Task to complete: Look for "NaClO₂" in each line of the entries, and return the matching lines.

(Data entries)
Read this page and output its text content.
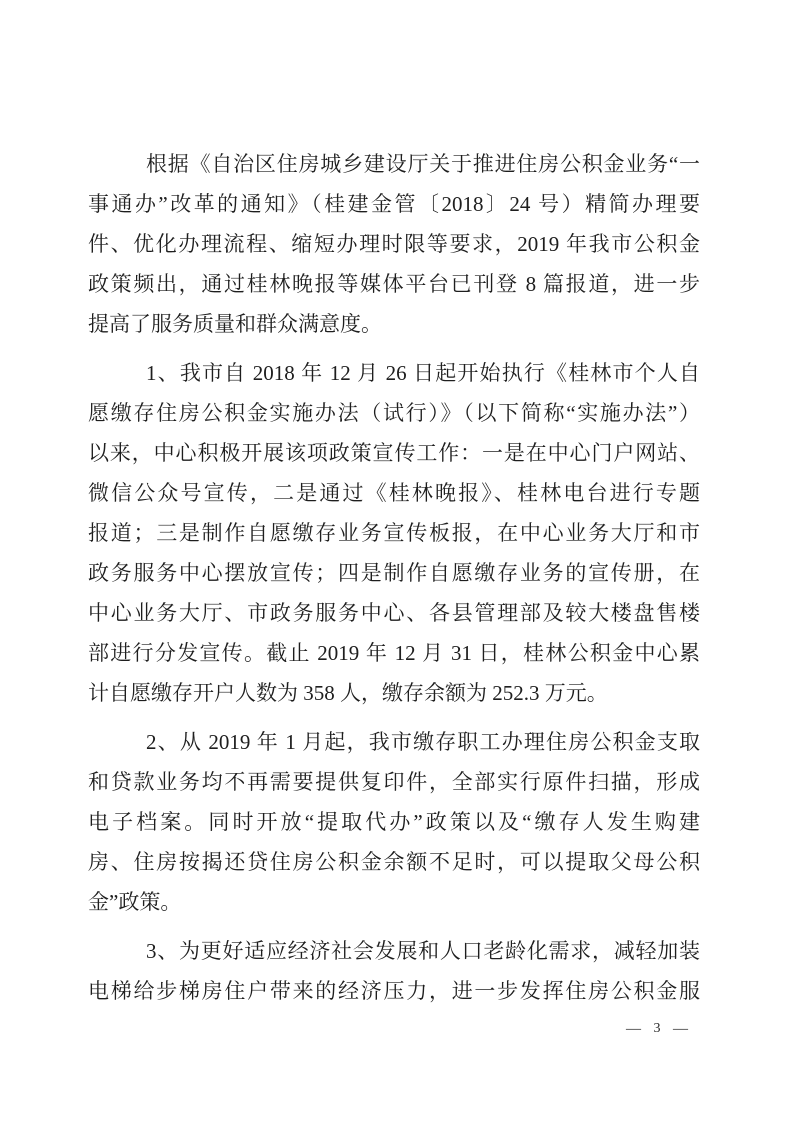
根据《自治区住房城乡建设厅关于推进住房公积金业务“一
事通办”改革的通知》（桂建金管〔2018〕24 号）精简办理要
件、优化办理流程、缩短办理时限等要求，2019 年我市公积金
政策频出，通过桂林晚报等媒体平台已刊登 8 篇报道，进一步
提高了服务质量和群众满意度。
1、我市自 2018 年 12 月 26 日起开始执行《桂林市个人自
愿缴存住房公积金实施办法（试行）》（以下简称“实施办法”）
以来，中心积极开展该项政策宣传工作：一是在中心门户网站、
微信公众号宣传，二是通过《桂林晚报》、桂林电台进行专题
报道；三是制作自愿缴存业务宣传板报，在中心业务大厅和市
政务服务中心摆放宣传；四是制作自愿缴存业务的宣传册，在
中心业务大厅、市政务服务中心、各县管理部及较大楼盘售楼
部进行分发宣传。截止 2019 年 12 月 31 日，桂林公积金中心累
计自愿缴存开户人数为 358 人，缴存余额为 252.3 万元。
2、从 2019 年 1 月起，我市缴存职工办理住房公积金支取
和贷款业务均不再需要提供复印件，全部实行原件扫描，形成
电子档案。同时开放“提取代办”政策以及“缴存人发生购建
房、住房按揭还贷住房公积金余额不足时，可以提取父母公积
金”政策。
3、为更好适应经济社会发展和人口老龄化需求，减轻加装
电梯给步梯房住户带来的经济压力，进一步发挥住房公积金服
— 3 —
* * *
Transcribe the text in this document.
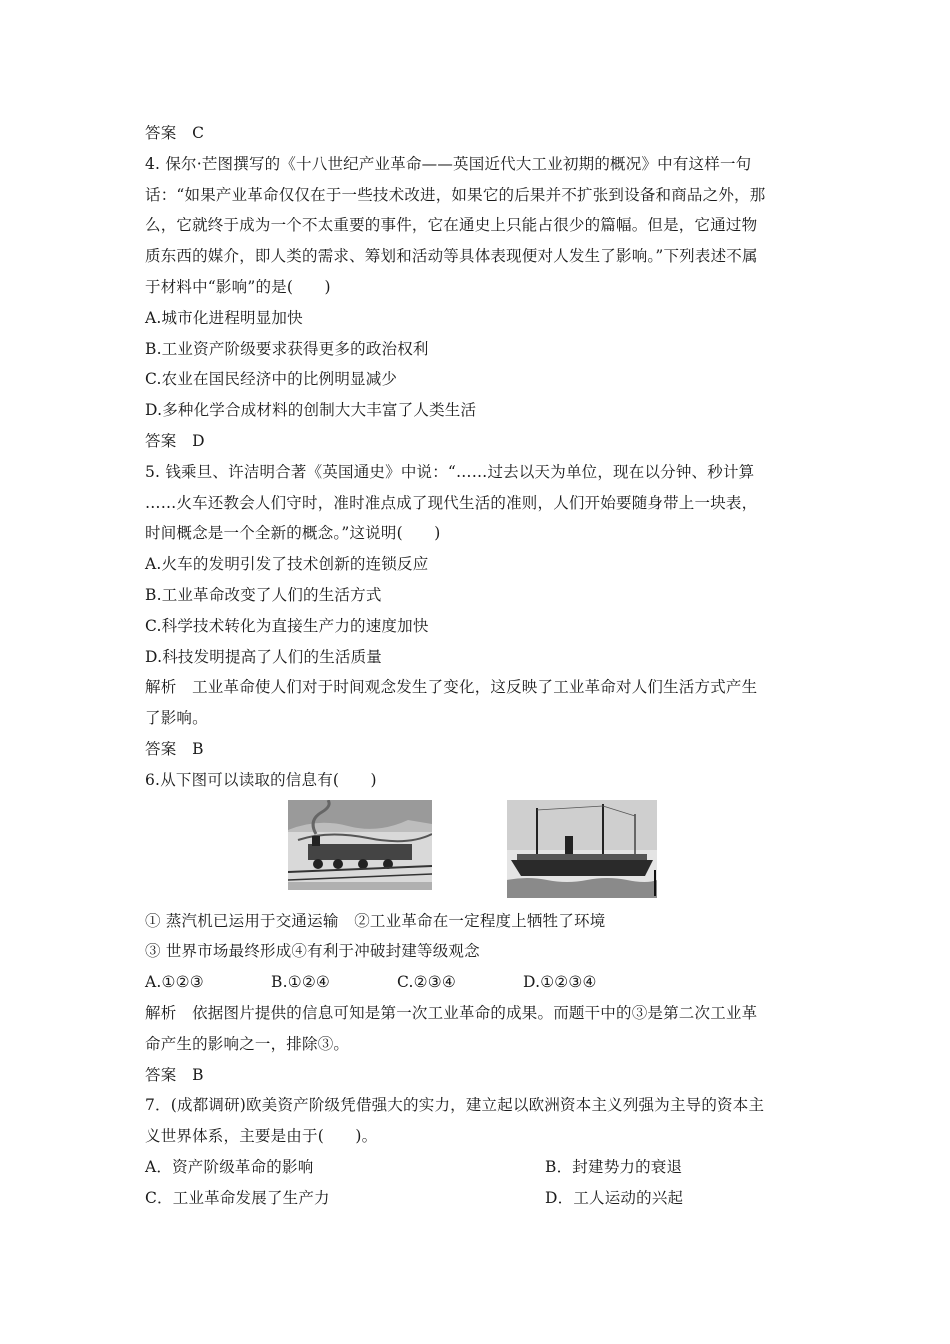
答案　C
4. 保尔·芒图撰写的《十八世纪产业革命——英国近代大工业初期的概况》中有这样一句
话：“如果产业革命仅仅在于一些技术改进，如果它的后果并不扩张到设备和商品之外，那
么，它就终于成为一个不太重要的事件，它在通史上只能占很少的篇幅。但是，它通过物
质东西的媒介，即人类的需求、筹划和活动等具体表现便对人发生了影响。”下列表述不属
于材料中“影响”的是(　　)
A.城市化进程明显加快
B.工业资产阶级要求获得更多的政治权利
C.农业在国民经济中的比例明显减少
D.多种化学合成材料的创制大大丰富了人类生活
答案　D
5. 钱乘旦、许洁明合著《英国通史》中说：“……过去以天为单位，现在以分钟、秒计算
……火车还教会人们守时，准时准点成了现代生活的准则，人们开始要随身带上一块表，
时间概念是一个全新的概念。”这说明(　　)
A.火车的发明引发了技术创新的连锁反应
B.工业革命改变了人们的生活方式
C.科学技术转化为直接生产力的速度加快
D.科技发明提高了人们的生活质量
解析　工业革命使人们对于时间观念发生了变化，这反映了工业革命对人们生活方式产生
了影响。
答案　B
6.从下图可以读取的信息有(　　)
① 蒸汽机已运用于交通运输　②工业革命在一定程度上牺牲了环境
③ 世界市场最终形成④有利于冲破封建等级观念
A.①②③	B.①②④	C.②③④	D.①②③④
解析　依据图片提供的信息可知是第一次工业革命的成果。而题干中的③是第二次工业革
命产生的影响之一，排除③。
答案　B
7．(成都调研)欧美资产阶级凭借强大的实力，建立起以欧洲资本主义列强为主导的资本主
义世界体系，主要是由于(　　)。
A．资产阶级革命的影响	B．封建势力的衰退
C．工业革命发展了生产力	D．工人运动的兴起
...
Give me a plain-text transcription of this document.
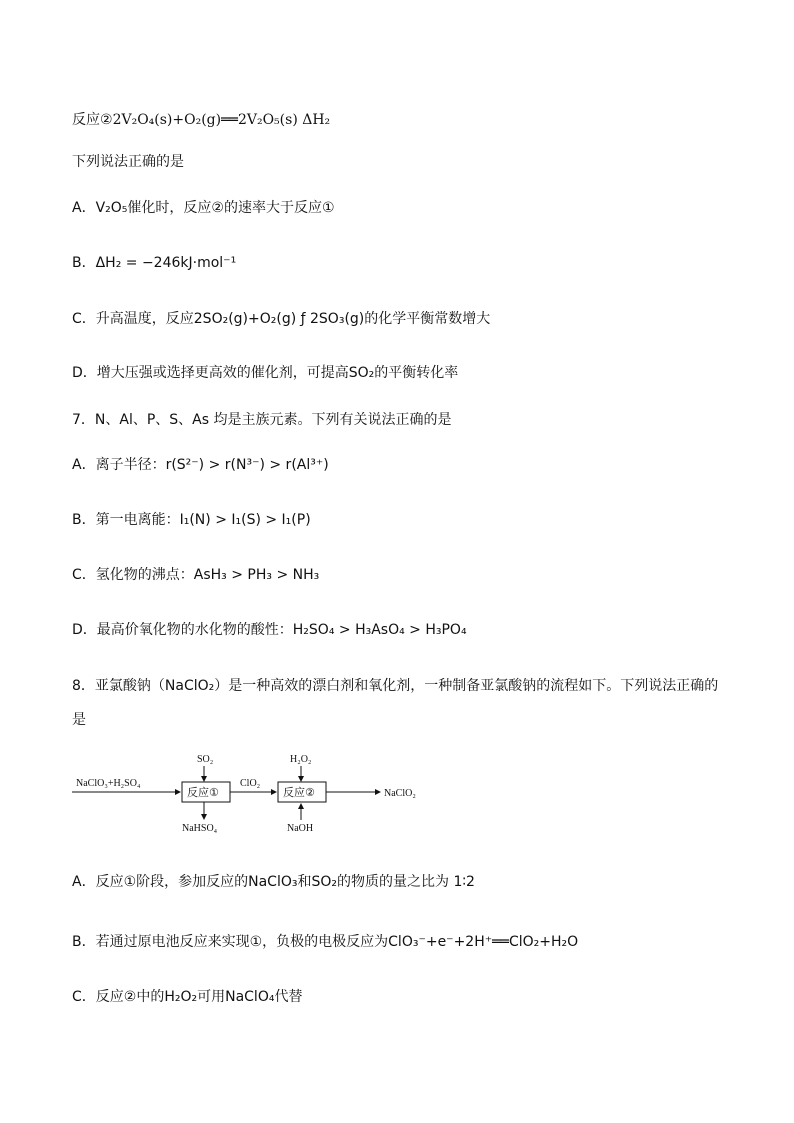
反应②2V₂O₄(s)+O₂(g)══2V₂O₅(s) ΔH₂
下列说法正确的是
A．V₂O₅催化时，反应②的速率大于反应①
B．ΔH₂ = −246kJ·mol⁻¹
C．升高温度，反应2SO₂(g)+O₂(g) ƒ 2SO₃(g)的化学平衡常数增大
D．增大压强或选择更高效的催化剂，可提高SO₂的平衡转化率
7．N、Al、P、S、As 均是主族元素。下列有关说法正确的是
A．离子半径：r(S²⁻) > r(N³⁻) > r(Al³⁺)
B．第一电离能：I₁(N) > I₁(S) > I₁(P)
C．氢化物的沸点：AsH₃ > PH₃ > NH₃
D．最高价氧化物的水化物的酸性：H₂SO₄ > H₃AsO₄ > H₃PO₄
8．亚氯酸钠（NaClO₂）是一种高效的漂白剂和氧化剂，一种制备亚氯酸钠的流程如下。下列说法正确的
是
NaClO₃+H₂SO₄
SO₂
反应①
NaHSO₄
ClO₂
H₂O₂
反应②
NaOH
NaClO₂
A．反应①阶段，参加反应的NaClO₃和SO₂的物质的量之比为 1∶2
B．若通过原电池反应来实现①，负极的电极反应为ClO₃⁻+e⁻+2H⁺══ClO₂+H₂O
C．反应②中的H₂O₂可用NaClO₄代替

Correct output:
8．亚氯酸钠（NaClO₂）是一种高效的漂白剂和氧化剂，一种制备亚氯酸钠的流程如下。下列说法正确的
NaClO₂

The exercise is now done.